Texto para leer:
===

Cuenta la anécdota que, en un grupo de personas en el que se encontraba Aristóteles, alguien comentó que existían pueblos que incineraban a los muertos ya que enterrarlos les habría parecido una atrocidad. En otros sitios, por el contrario, lo prescrito era la inhumación. La incineración, costumbre de bárbaros.
El inocente comentario trataba de poner en un compromiso a Aristóteles, cuya propuesta moral no es en absoluto relativista. Pero, ¿cómo no serlo, al comprobar que lo que se considera bueno o malo cambia radicalmente de una sociedad a otra? La respuesta del sabio fue inapelable. Para Aristóteles, ambos pueblos compartían el mismo mandato moral: a los muertos se les debe un final digno. Las discrepancias residen en concretar qué forma de proceder con los fallecidos es honrosa, pero el fondo ético es indiscutiblemente común.

===

Datos proporcionados:

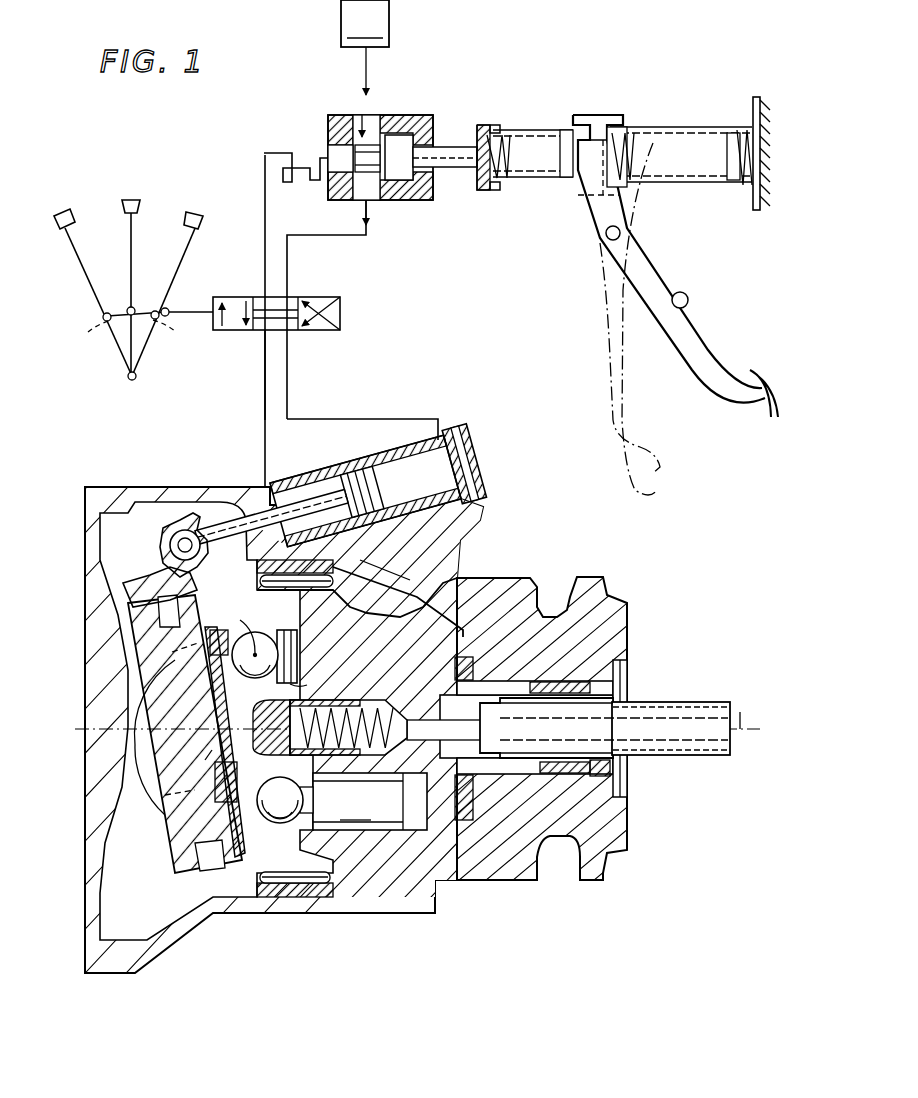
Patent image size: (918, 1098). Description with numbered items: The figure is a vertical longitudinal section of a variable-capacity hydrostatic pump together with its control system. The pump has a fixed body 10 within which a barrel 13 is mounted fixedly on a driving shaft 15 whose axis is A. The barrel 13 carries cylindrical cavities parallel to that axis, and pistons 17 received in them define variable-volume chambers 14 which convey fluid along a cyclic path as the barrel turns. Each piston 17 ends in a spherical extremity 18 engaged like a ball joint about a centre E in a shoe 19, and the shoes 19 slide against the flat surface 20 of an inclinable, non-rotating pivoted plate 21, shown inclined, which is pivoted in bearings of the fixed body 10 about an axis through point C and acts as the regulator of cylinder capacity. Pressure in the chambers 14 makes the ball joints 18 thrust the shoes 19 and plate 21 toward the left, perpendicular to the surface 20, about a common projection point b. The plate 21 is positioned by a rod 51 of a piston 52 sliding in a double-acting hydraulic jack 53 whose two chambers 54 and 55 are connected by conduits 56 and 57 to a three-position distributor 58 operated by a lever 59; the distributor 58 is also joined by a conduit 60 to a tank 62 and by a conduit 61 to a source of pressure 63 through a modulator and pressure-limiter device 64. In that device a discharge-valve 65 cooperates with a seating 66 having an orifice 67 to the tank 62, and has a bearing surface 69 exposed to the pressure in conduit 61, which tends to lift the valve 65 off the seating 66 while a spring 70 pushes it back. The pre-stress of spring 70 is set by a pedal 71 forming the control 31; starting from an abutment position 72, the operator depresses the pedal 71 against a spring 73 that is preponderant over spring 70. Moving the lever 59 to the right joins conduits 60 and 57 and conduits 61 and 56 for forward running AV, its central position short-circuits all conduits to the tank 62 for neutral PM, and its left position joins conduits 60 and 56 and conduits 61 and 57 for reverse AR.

The fixed body 10 is at (462, 539).
The barrel 13 is at (450, 578).
The chambers 14 is at (417, 832).
The driving shaft 15 is at (708, 717).
The pistons 17 is at (340, 765).
The spherical extremity 18 is at (293, 815).
The shoe 19 is at (280, 824).
The surface 20 is at (242, 793).
The pivoted plate 21 is at (232, 858).
The control 31 is at (702, 345).
The rod 51 is at (258, 469).
The piston 52 is at (359, 469).
The double-acting hydraulic jack 53 is at (374, 466).
The chamber 54 is at (487, 457).
The chamber 55 is at (272, 535).
The conduit 56 is at (357, 418).
The conduit 57 is at (263, 388).
The distributor 58 is at (234, 294).
The lever 59 is at (133, 228).
The conduit 60 is at (264, 207).
The conduit 61 is at (290, 258).
The tank 62 is at (292, 184).
The source of pressure 63 is at (365, 47).
The modulator and pressure-limiter device 64 is at (412, 116).
The discharge-valve 65 is at (360, 118).
The seating 66 is at (350, 145).
The orifice 67 is at (327, 158).
The bearing surface 69 is at (372, 165).
The spring 70 is at (512, 127).
The pedal 71 is at (760, 367).
The abutment position 72 is at (686, 293).
The spring 73 is at (715, 127).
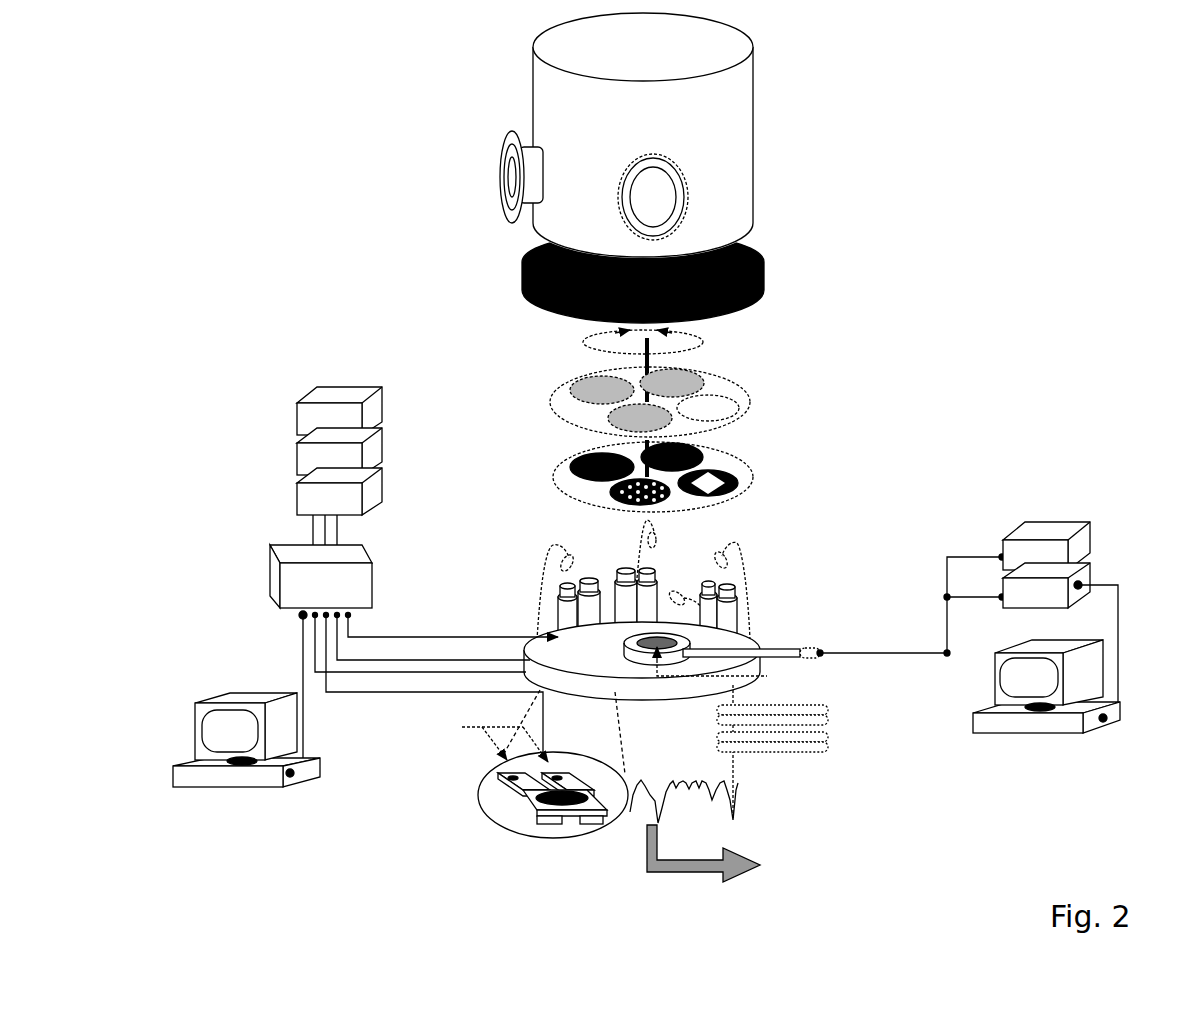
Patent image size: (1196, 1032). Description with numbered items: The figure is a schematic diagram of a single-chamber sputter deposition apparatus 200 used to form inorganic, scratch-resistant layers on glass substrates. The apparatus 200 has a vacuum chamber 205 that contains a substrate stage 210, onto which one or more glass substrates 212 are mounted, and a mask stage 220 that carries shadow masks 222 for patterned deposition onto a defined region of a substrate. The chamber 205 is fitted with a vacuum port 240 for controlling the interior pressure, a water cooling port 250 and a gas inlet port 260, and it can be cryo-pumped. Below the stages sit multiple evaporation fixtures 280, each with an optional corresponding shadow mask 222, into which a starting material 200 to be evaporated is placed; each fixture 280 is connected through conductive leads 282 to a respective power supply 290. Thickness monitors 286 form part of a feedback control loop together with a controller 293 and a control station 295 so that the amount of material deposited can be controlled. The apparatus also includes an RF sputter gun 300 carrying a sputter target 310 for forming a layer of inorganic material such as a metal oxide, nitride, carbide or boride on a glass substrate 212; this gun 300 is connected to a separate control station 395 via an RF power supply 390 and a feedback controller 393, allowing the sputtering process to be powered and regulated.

The single-chamber sputter deposition apparatus 200 is at (992, 214).
The vacuum chamber 205 is at (737, 217).
The substrate stage 210 is at (737, 400).
The glass substrate 212 is at (597, 390).
The mask stage 220 is at (737, 467).
The shadow mask 222 is at (617, 493).
The vacuum port 240 is at (739, 854).
The water cooling port 250 is at (825, 715).
The gas inlet port 260 is at (827, 743).
The evaporation fixture 280 is at (607, 585).
The conductive lead 282 is at (400, 657).
The thickness monitor 286 is at (550, 553).
The power supply 290 is at (310, 503).
The controller 293 is at (321, 576).
The control station 295 is at (248, 778).
The RF sputter gun 300 is at (797, 643).
The sputter target 310 is at (744, 733).
The RF power supply 390 is at (1058, 553).
The feedback controller 393 is at (1060, 592).
The control station 395 is at (1008, 717).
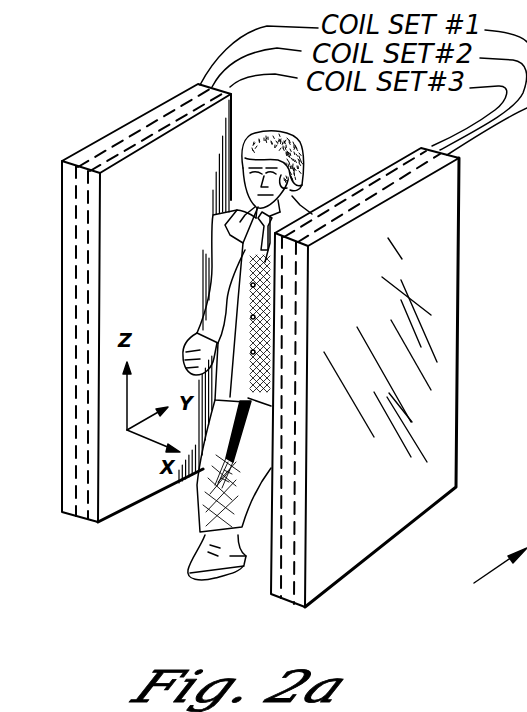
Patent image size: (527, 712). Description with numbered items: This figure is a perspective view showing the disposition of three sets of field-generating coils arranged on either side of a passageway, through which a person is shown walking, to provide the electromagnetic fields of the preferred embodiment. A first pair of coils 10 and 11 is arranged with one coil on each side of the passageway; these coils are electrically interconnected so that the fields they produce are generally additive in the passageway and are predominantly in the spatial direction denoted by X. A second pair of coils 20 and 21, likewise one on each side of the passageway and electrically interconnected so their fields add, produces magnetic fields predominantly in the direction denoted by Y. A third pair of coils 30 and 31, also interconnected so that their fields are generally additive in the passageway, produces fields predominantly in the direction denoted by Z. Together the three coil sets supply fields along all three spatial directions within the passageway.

The coil 10 is at (65, 513).
The coil 20 is at (83, 522).
The coil 30 is at (97, 527).
The coil 11 is at (295, 604).
The coil 21 is at (284, 601).
The coil 31 is at (277, 596).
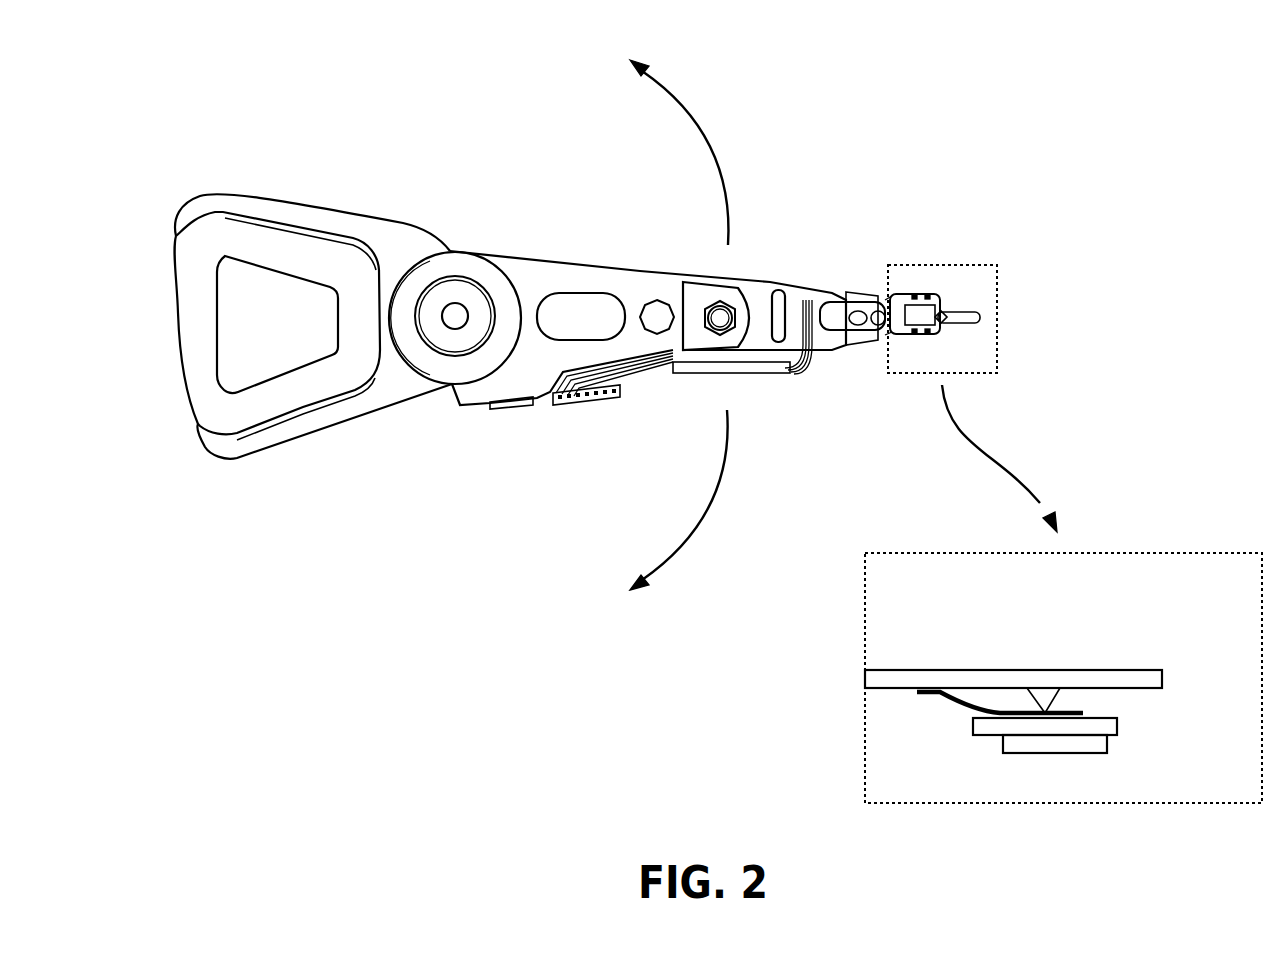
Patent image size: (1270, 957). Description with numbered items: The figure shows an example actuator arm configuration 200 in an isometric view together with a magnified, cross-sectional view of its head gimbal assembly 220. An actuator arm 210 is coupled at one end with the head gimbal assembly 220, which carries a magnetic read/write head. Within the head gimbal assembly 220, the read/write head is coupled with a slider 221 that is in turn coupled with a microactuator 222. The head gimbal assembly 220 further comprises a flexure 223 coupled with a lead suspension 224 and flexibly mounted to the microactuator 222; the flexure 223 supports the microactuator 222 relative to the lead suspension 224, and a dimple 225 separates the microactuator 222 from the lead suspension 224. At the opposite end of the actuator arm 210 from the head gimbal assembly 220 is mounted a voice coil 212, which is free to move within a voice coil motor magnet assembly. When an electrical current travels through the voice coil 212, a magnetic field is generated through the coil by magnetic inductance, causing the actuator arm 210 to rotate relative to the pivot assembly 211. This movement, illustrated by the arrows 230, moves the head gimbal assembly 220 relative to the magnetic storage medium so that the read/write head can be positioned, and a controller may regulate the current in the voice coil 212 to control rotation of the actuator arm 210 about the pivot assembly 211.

The actuator arm configuration 200 is at (334, 654).
The actuator arm 210 is at (547, 275).
The pivot assembly 211 is at (452, 272).
The voice coil 212 is at (277, 213).
The head gimbal assembly 220 is at (1178, 603).
The slider 221 is at (1100, 757).
The microactuator 222 is at (1122, 727).
The flexure 223 is at (950, 703).
The lead suspension 224 is at (1022, 668).
The dimple 225 is at (1047, 697).
The arrows 230 is at (717, 157).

===

Tarea planteada:
Prosigue el texto sobre Aristóteles y el trato debido a los muertos a partir de su última oración.

Resultado final:
Persona e individuo
No hace falta recurrir a la teoría de la ley natural para corroborar esto, con la antropología basta. Toda cultura presenta siempre una serie de imperativos éticos y sociales que son universales: no matar, no engañar, honrar a los padres y a los dioses, etc. ¿Por qué observamos, sin embargo, disparidades tan profundas entre una sociedad y otra? Algunas tienen que ver con las costumbres, pero casi todas las diferencias acaban apuntando al concepto de “persona”. “Persona” no es lo mismo que “individuo de la especie humana”.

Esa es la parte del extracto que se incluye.